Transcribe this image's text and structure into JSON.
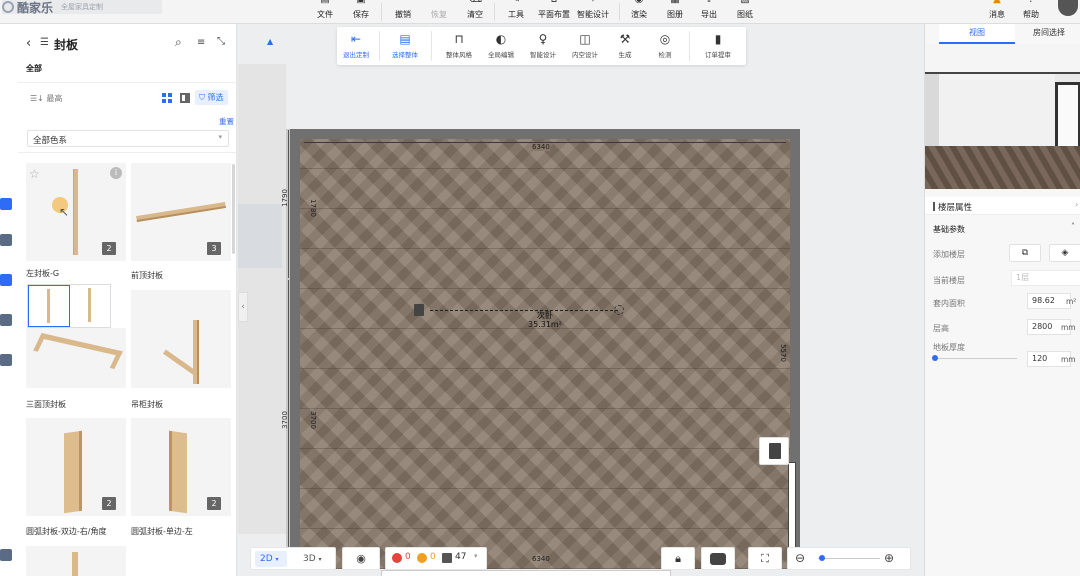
{
  "app": {
    "logo_text": "酷家乐",
    "subtitle": "全屋家具定制"
  },
  "toolbar": {
    "items": [
      {
        "label": "文件",
        "icon": "file-icon"
      },
      {
        "label": "保存",
        "icon": "save-icon"
      },
      {
        "label": "撤销",
        "icon": "undo-icon"
      },
      {
        "label": "恢复",
        "icon": "redo-icon"
      },
      {
        "label": "清空",
        "icon": "clear-icon"
      },
      {
        "label": "工具",
        "icon": "tool-icon"
      },
      {
        "label": "平面布置",
        "icon": "layout-icon"
      },
      {
        "label": "智能设计",
        "icon": "smart-design-icon"
      },
      {
        "label": "渲染",
        "icon": "render-icon"
      },
      {
        "label": "图册",
        "icon": "album-icon"
      },
      {
        "label": "导出",
        "icon": "export-icon"
      },
      {
        "label": "图纸",
        "icon": "drawing-icon"
      }
    ],
    "right": [
      {
        "label": "消息",
        "icon": "message-icon"
      },
      {
        "label": "帮助",
        "icon": "help-icon"
      }
    ]
  },
  "subtoolbar": {
    "items": [
      {
        "label": "退出定制"
      },
      {
        "label": "选择整体"
      },
      {
        "label": "整体风格"
      },
      {
        "label": "全局编辑"
      },
      {
        "label": "智能设计"
      },
      {
        "label": "内空设计"
      },
      {
        "label": "生成"
      },
      {
        "label": "检测"
      },
      {
        "label": "订单提审"
      }
    ]
  },
  "panel": {
    "title": "封板",
    "category": "全部",
    "sort_label": "最高",
    "filter_label": "筛选",
    "reset_label": "重置",
    "color_select": "全部色系",
    "products": [
      {
        "name": "左封板-G",
        "badge": "2"
      },
      {
        "name": "前顶封板",
        "badge": "3"
      },
      {
        "name": "三面顶封板",
        "badge": ""
      },
      {
        "name": "吊柜封板",
        "badge": ""
      },
      {
        "name": "圆弧封板-双边-右/角度",
        "badge": "2"
      },
      {
        "name": "圆弧封板-单边-左",
        "badge": "2"
      }
    ]
  },
  "canvas": {
    "room_name": "次卧",
    "room_area": "35.31m²",
    "dim_top": "6340",
    "dim_bottom": "6340",
    "dim_left_upper": "1790",
    "dim_left_lower": "3700",
    "dim_inner_left_upper": "1780",
    "dim_inner_left_lower": "3700",
    "dim_right": "5570"
  },
  "bottombar": {
    "view2d": "2D",
    "view3d": "3D",
    "error_count": "0",
    "warning_count": "0",
    "item_count": "47"
  },
  "rpanel": {
    "tabs": [
      "视图",
      "房间选择"
    ],
    "section_title": "楼层属性",
    "group_title": "基础参数",
    "add_floor_label": "添加楼层",
    "current_floor_label": "当前楼层",
    "current_floor_value": "1层",
    "area_label": "套内面积",
    "area_value": "98.62",
    "area_unit": "m²",
    "height_label": "层高",
    "height_value": "2800",
    "height_unit": "mm",
    "thickness_label": "地板厚度",
    "thickness_value": "120",
    "thickness_unit": "mm"
  },
  "colors": {
    "accent": "#2f6cf6",
    "wall": "#6b6b6b",
    "floor": "#86776a"
  }
}
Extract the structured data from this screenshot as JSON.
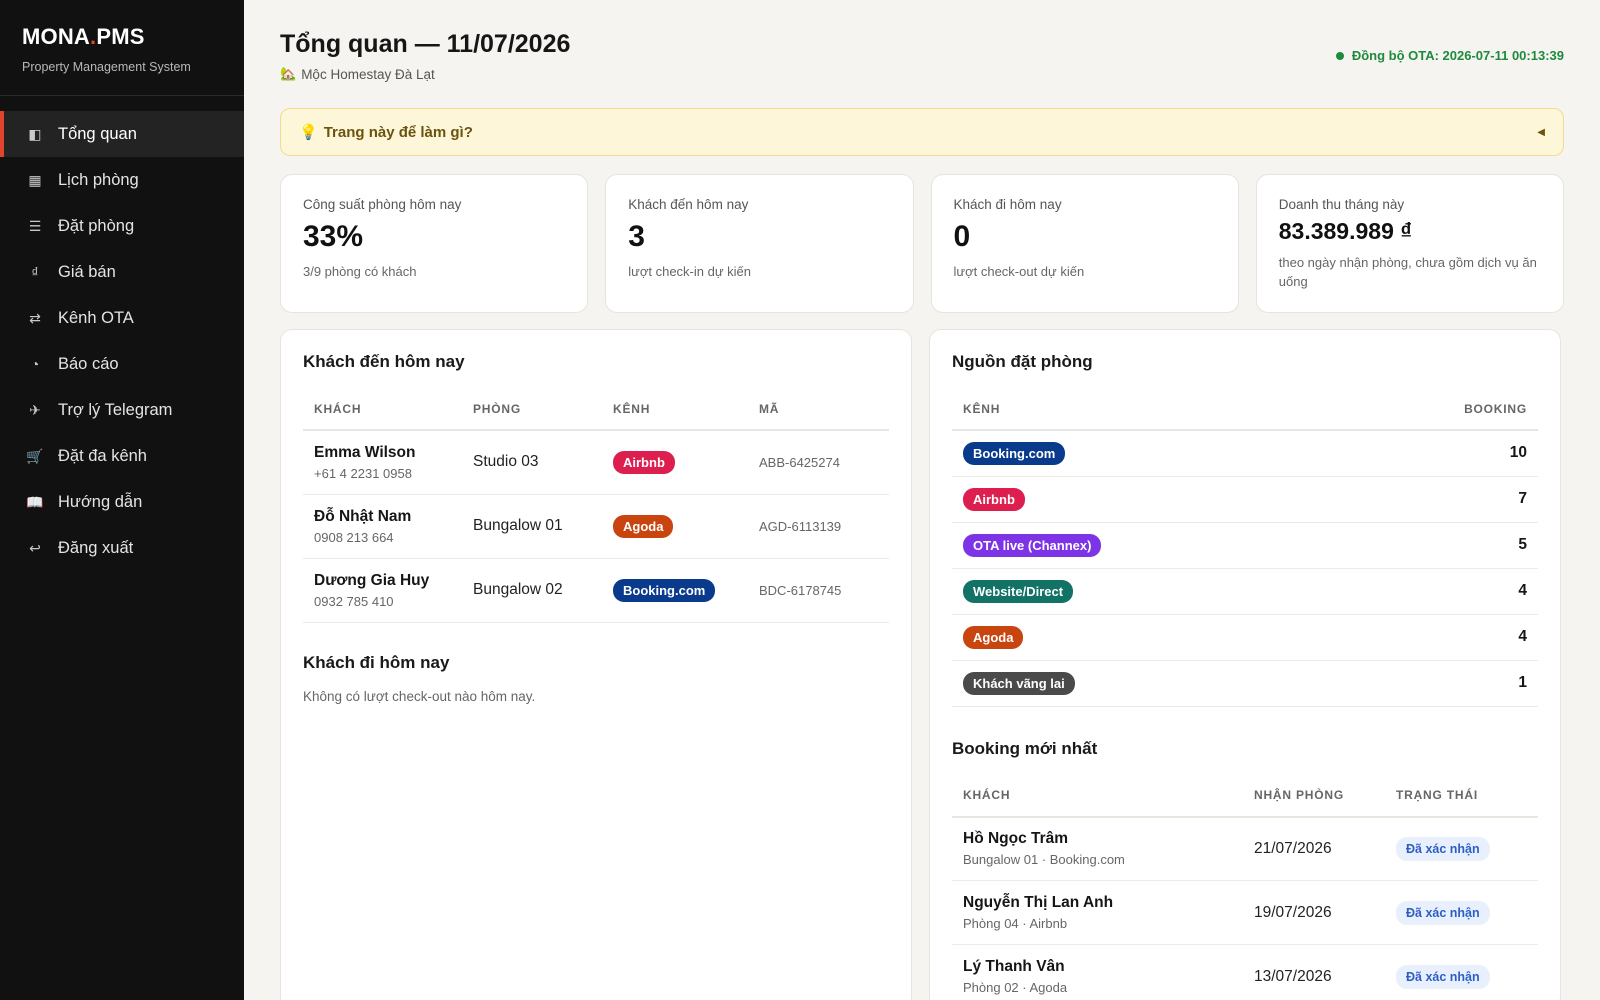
{
  "brand": {
    "name_part1": "MONA",
    "name_dot": ".",
    "name_part2": "PMS",
    "subtitle": "Property Management System"
  },
  "nav": [
    {
      "label": "Tổng quan",
      "icon": "◧",
      "icon_name": "overview-icon",
      "active": true
    },
    {
      "label": "Lịch phòng",
      "icon": "▦",
      "icon_name": "calendar-icon"
    },
    {
      "label": "Đặt phòng",
      "icon": "☰",
      "icon_name": "list-icon"
    },
    {
      "label": "Giá bán",
      "icon": "₫",
      "icon_name": "dong-icon"
    },
    {
      "label": "Kênh OTA",
      "icon": "⇄",
      "icon_name": "sync-arrows-icon"
    },
    {
      "label": "Báo cáo",
      "icon": "◔",
      "icon_name": "report-pie-icon"
    },
    {
      "label": "Trợ lý Telegram",
      "icon": "✈",
      "icon_name": "telegram-plane-icon"
    },
    {
      "label": "Đặt đa kênh",
      "icon": "🛒",
      "icon_name": "cart-icon"
    },
    {
      "label": "Hướng dẫn",
      "icon": "📖",
      "icon_name": "book-icon"
    },
    {
      "label": "Đăng xuất",
      "icon": "↩",
      "icon_name": "logout-icon"
    }
  ],
  "header": {
    "title": "Tổng quan — 11/07/2026",
    "property_icon": "🏡",
    "property": "Mộc Homestay Đà Lạt",
    "sync": "Đồng bộ OTA: 2026-07-11 00:13:39"
  },
  "help": {
    "icon": "💡",
    "label": "Trang này để làm gì?",
    "caret": "◀"
  },
  "stats": [
    {
      "label": "Công suất phòng hôm nay",
      "value": "33%",
      "note": "3/9 phòng có khách"
    },
    {
      "label": "Khách đến hôm nay",
      "value": "3",
      "note": "lượt check-in dự kiến"
    },
    {
      "label": "Khách đi hôm nay",
      "value": "0",
      "note": "lượt check-out dự kiến"
    },
    {
      "label": "Doanh thu tháng này",
      "value": "83.389.989 ₫",
      "note": "theo ngày nhận phòng, chưa gồm dịch vụ ăn uống"
    }
  ],
  "arrivals": {
    "title": "Khách đến hôm nay",
    "columns": [
      "KHÁCH",
      "PHÒNG",
      "KÊNH",
      "MÃ"
    ],
    "rows": [
      {
        "name": "Emma Wilson",
        "phone": "+61 4 2231 0958",
        "room": "Studio 03",
        "channel": "Airbnb",
        "channel_color": "#dc1f4f",
        "code": "ABB-6425274"
      },
      {
        "name": "Đỗ Nhật Nam",
        "phone": "0908 213 664",
        "room": "Bungalow 01",
        "channel": "Agoda",
        "channel_color": "#c9450f",
        "code": "AGD-6113139"
      },
      {
        "name": "Dương Gia Huy",
        "phone": "0932 785 410",
        "room": "Bungalow 02",
        "channel": "Booking.com",
        "channel_color": "#0a3a8c",
        "code": "BDC-6178745"
      }
    ]
  },
  "departures": {
    "title": "Khách đi hôm nay",
    "empty": "Không có lượt check-out nào hôm nay."
  },
  "sources": {
    "title": "Nguồn đặt phòng",
    "columns": [
      "KÊNH",
      "BOOKING"
    ],
    "rows": [
      {
        "channel": "Booking.com",
        "color": "#0a3a8c",
        "count": "10"
      },
      {
        "channel": "Airbnb",
        "color": "#dc1f4f",
        "count": "7"
      },
      {
        "channel": "OTA live (Channex)",
        "color": "#7c34e6",
        "count": "5"
      },
      {
        "channel": "Website/Direct",
        "color": "#127266",
        "count": "4"
      },
      {
        "channel": "Agoda",
        "color": "#c9450f",
        "count": "4"
      },
      {
        "channel": "Khách vãng lai",
        "color": "#4a4a4a",
        "count": "1"
      }
    ]
  },
  "latest": {
    "title": "Booking mới nhất",
    "columns": [
      "KHÁCH",
      "NHẬN PHÒNG",
      "TRẠNG THÁI"
    ],
    "rows": [
      {
        "name": "Hồ Ngọc Trâm",
        "detail": "Bungalow 01 · Booking.com",
        "date": "21/07/2026",
        "status": "Đã xác nhận"
      },
      {
        "name": "Nguyễn Thị Lan Anh",
        "detail": "Phòng 04 · Airbnb",
        "date": "19/07/2026",
        "status": "Đã xác nhận"
      },
      {
        "name": "Lý Thanh Vân",
        "detail": "Phòng 02 · Agoda",
        "date": "13/07/2026",
        "status": "Đã xác nhận"
      }
    ]
  }
}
——
Exercise instructions> Transcribe the material exactly, and leave out whatever pictures it holds.

Output of the task>
Transcribe this image's text and structure into JSON.
{
  "app": {
    "logo_text": "酷家乐",
    "subtitle": "全屋家具定制"
  },
  "toolbar": {
    "items": [
      {
        "label": "文件",
        "icon": "file-icon"
      },
      {
        "label": "保存",
        "icon": "save-icon"
      },
      {
        "label": "撤销",
        "icon": "undo-icon"
      },
      {
        "label": "恢复",
        "icon": "redo-icon"
      },
      {
        "label": "清空",
        "icon": "clear-icon"
      },
      {
        "label": "工具",
        "icon": "tool-icon"
      },
      {
        "label": "平面布置",
        "icon": "layout-icon"
      },
      {
        "label": "智能设计",
        "icon": "smart-design-icon"
      },
      {
        "label": "渲染",
        "icon": "render-icon"
      },
      {
        "label": "图册",
        "icon": "album-icon"
      },
      {
        "label": "导出",
        "icon": "export-icon"
      },
      {
        "label": "图纸",
        "icon": "drawing-icon"
      }
    ],
    "right": [
      {
        "label": "消息",
        "icon": "message-icon"
      },
      {
        "label": "帮助",
        "icon": "help-icon"
      }
    ]
  },
  "subtoolbar": {
    "items": [
      {
        "label": "退出定制"
      },
      {
        "label": "选择整体"
      },
      {
        "label": "整体风格"
      },
      {
        "label": "全局编辑"
      },
      {
        "label": "智能设计"
      },
      {
        "label": "内空设计"
      },
      {
        "label": "生成"
      },
      {
        "label": "检测"
      },
      {
        "label": "订单提审"
      }
    ]
  },
  "panel": {
    "title": "封板",
    "category": "全部",
    "sort_label": "最高",
    "filter_label": "筛选",
    "reset_label": "重置",
    "color_select": "全部色系",
    "products": [
      {
        "name": "左封板-G",
        "badge": "2"
      },
      {
        "name": "前顶封板",
        "badge": "3"
      },
      {
        "name": "三面顶封板",
        "badge": ""
      },
      {
        "name": "吊柜封板",
        "badge": ""
      },
      {
        "name": "圆弧封板-双边-右/角度",
        "badge": "2"
      },
      {
        "name": "圆弧封板-单边-左",
        "badge": "2"
      }
    ]
  },
  "canvas": {
    "room_name": "次卧",
    "room_area": "35.31m²",
    "dim_top": "6340",
    "dim_bottom": "6340",
    "dim_left_upper": "1790",
    "dim_left_lower": "3700",
    "dim_inner_left_upper": "1780",
    "dim_inner_left_lower": "3700",
    "dim_right": "5570"
  },
  "bottombar": {
    "view2d": "2D",
    "view3d": "3D",
    "error_count": "0",
    "warning_count": "0",
    "item_count": "47"
  },
  "rpanel": {
    "tabs": [
      "视图",
      "房间选择"
    ],
    "section_title": "楼层属性",
    "group_title": "基础参数",
    "add_floor_label": "添加楼层",
    "current_floor_label": "当前楼层",
    "current_floor_value": "1层",
    "area_label": "套内面积",
    "area_value": "98.62",
    "area_unit": "m²",
    "height_label": "层高",
    "height_value": "2800",
    "height_unit": "mm",
    "thickness_label": "地板厚度",
    "thickness_value": "120",
    "thickness_unit": "mm"
  },
  "colors": {
    "accent": "#2f6cf6",
    "wall": "#6b6b6b",
    "floor": "#86776a"
  }
}
Extract the structured data from this screenshot as JSON.
{
  "brand": {
    "name_part1": "MONA",
    "name_dot": ".",
    "name_part2": "PMS",
    "subtitle": "Property Management System"
  },
  "nav": [
    {
      "label": "Tổng quan",
      "icon": "◧",
      "icon_name": "overview-icon",
      "active": true
    },
    {
      "label": "Lịch phòng",
      "icon": "▦",
      "icon_name": "calendar-icon"
    },
    {
      "label": "Đặt phòng",
      "icon": "☰",
      "icon_name": "list-icon"
    },
    {
      "label": "Giá bán",
      "icon": "₫",
      "icon_name": "dong-icon"
    },
    {
      "label": "Kênh OTA",
      "icon": "⇄",
      "icon_name": "sync-arrows-icon"
    },
    {
      "label": "Báo cáo",
      "icon": "◔",
      "icon_name": "report-pie-icon"
    },
    {
      "label": "Trợ lý Telegram",
      "icon": "✈",
      "icon_name": "telegram-plane-icon"
    },
    {
      "label": "Đặt đa kênh",
      "icon": "🛒",
      "icon_name": "cart-icon"
    },
    {
      "label": "Hướng dẫn",
      "icon": "📖",
      "icon_name": "book-icon"
    },
    {
      "label": "Đăng xuất",
      "icon": "↩",
      "icon_name": "logout-icon"
    }
  ],
  "header": {
    "title": "Tổng quan — 11/07/2026",
    "property_icon": "🏡",
    "property": "Mộc Homestay Đà Lạt",
    "sync": "Đồng bộ OTA: 2026-07-11 00:13:39"
  },
  "help": {
    "icon": "💡",
    "label": "Trang này để làm gì?",
    "caret": "◀"
  },
  "stats": [
    {
      "label": "Công suất phòng hôm nay",
      "value": "33%",
      "note": "3/9 phòng có khách"
    },
    {
      "label": "Khách đến hôm nay",
      "value": "3",
      "note": "lượt check-in dự kiến"
    },
    {
      "label": "Khách đi hôm nay",
      "value": "0",
      "note": "lượt check-out dự kiến"
    },
    {
      "label": "Doanh thu tháng này",
      "value": "83.389.989 ₫",
      "note": "theo ngày nhận phòng, chưa gồm dịch vụ ăn uống"
    }
  ],
  "arrivals": {
    "title": "Khách đến hôm nay",
    "columns": [
      "KHÁCH",
      "PHÒNG",
      "KÊNH",
      "MÃ"
    ],
    "rows": [
      {
        "name": "Emma Wilson",
        "phone": "+61 4 2231 0958",
        "room": "Studio 03",
        "channel": "Airbnb",
        "channel_color": "#dc1f4f",
        "code": "ABB-6425274"
      },
      {
        "name": "Đỗ Nhật Nam",
        "phone": "0908 213 664",
        "room": "Bungalow 01",
        "channel": "Agoda",
        "channel_color": "#c9450f",
        "code": "AGD-6113139"
      },
      {
        "name": "Dương Gia Huy",
        "phone": "0932 785 410",
        "room": "Bungalow 02",
        "channel": "Booking.com",
        "channel_color": "#0a3a8c",
        "code": "BDC-6178745"
      }
    ]
  },
  "departures": {
    "title": "Khách đi hôm nay",
    "empty": "Không có lượt check-out nào hôm nay."
  },
  "sources": {
    "title": "Nguồn đặt phòng",
    "columns": [
      "KÊNH",
      "BOOKING"
    ],
    "rows": [
      {
        "channel": "Booking.com",
        "color": "#0a3a8c",
        "count": "10"
      },
      {
        "channel": "Airbnb",
        "color": "#dc1f4f",
        "count": "7"
      },
      {
        "channel": "OTA live (Channex)",
        "color": "#7c34e6",
        "count": "5"
      },
      {
        "channel": "Website/Direct",
        "color": "#127266",
        "count": "4"
      },
      {
        "channel": "Agoda",
        "color": "#c9450f",
        "count": "4"
      },
      {
        "channel": "Khách vãng lai",
        "color": "#4a4a4a",
        "count": "1"
      }
    ]
  },
  "latest": {
    "title": "Booking mới nhất",
    "columns": [
      "KHÁCH",
      "NHẬN PHÒNG",
      "TRẠNG THÁI"
    ],
    "rows": [
      {
        "name": "Hồ Ngọc Trâm",
        "detail": "Bungalow 01 · Booking.com",
        "date": "21/07/2026",
        "status": "Đã xác nhận"
      },
      {
        "name": "Nguyễn Thị Lan Anh",
        "detail": "Phòng 04 · Airbnb",
        "date": "19/07/2026",
        "status": "Đã xác nhận"
      },
      {
        "name": "Lý Thanh Vân",
        "detail": "Phòng 02 · Agoda",
        "date": "13/07/2026",
        "status": "Đã xác nhận"
      }
    ]
  }
}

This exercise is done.